* **WHAT YOU HAVE TO DO**: Restate the full set of records exactly, without adding or dropping a word.

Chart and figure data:
▬▬▬
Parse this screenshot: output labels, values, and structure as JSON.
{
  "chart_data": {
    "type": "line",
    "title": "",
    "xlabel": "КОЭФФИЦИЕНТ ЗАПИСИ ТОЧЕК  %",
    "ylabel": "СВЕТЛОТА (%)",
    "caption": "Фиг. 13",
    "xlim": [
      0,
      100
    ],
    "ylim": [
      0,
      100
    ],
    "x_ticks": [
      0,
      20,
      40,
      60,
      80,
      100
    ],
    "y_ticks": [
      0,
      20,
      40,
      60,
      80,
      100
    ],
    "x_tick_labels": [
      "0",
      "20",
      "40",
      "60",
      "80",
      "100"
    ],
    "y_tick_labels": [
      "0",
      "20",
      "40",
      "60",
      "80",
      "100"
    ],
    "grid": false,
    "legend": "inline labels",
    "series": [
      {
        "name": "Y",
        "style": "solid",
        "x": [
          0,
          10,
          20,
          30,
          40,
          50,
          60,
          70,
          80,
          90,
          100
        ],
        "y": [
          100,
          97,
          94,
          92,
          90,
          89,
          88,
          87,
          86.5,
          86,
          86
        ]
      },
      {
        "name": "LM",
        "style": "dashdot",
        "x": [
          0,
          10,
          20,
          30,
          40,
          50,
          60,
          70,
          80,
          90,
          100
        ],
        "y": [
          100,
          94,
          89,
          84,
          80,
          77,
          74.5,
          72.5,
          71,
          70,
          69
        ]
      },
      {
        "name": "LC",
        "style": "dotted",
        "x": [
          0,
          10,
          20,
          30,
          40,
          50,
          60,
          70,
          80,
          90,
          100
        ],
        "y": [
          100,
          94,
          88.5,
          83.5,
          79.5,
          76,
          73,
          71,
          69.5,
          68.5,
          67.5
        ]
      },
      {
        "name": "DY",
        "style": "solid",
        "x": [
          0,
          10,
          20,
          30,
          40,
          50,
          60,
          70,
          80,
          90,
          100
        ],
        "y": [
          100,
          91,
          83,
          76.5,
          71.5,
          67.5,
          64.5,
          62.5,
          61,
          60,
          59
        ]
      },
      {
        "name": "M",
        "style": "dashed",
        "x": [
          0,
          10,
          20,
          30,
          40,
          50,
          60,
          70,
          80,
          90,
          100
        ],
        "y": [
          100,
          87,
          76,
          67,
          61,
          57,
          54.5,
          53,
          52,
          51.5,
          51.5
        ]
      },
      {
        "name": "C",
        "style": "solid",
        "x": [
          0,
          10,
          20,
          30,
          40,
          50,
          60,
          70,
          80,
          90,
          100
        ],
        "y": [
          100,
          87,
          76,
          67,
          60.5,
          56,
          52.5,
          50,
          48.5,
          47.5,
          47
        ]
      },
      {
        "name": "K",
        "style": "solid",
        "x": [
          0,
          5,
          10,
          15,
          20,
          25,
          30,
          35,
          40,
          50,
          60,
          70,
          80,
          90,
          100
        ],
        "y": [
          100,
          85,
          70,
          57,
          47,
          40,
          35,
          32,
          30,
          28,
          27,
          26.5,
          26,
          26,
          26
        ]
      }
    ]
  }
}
▬▬▬
* **TASK RESULT**:
Parse this screenshot: output labels, values, and structure as JSON.
{
  "chart_data": {
    "type": "line",
    "title": "",
    "xlabel": "КОЭФФИЦИЕНТ ЗАПИСИ ТОЧЕК  %",
    "ylabel": "СВЕТЛОТА (%)",
    "caption": "Фиг. 13",
    "xlim": [
      0,
      100
    ],
    "ylim": [
      0,
      100
    ],
    "x_ticks": [
      0,
      20,
      40,
      60,
      80,
      100
    ],
    "y_ticks": [
      0,
      20,
      40,
      60,
      80,
      100
    ],
    "x_tick_labels": [
      "0",
      "20",
      "40",
      "60",
      "80",
      "100"
    ],
    "y_tick_labels": [
      "0",
      "20",
      "40",
      "60",
      "80",
      "100"
    ],
    "grid": false,
    "legend": "inline labels",
    "series": [
      {
        "name": "Y",
        "style": "solid",
        "x": [
          0,
          10,
          20,
          30,
          40,
          50,
          60,
          70,
          80,
          90,
          100
        ],
        "y": [
          100,
          97,
          94,
          92,
          90,
          89,
          88,
          87,
          86.5,
          86,
          86
        ]
      },
      {
        "name": "LM",
        "style": "dashdot",
        "x": [
          0,
          10,
          20,
          30,
          40,
          50,
          60,
          70,
          80,
          90,
          100
        ],
        "y": [
          100,
          94,
          89,
          84,
          80,
          77,
          74.5,
          72.5,
          71,
          70,
          69
        ]
      },
      {
        "name": "LC",
        "style": "dotted",
        "x": [
          0,
          10,
          20,
          30,
          40,
          50,
          60,
          70,
          80,
          90,
          100
        ],
        "y": [
          100,
          94,
          88.5,
          83.5,
          79.5,
          76,
          73,
          71,
          69.5,
          68.5,
          67.5
        ]
      },
      {
        "name": "DY",
        "style": "solid",
        "x": [
          0,
          10,
          20,
          30,
          40,
          50,
          60,
          70,
          80,
          90,
          100
        ],
        "y": [
          100,
          91,
          83,
          76.5,
          71.5,
          67.5,
          64.5,
          62.5,
          61,
          60,
          59
        ]
      },
      {
        "name": "M",
        "style": "dashed",
        "x": [
          0,
          10,
          20,
          30,
          40,
          50,
          60,
          70,
          80,
          90,
          100
        ],
        "y": [
          100,
          87,
          76,
          67,
          61,
          57,
          54.5,
          53,
          52,
          51.5,
          51.5
        ]
      },
      {
        "name": "C",
        "style": "solid",
        "x": [
          0,
          10,
          20,
          30,
          40,
          50,
          60,
          70,
          80,
          90,
          100
        ],
        "y": [
          100,
          87,
          76,
          67,
          60.5,
          56,
          52.5,
          50,
          48.5,
          47.5,
          47
        ]
      },
      {
        "name": "K",
        "style": "solid",
        "x": [
          0,
          5,
          10,
          15,
          20,
          25,
          30,
          35,
          40,
          50,
          60,
          70,
          80,
          90,
          100
        ],
        "y": [
          100,
          85,
          70,
          57,
          47,
          40,
          35,
          32,
          30,
          28,
          27,
          26.5,
          26,
          26,
          26
        ]
      }
    ]
  }
}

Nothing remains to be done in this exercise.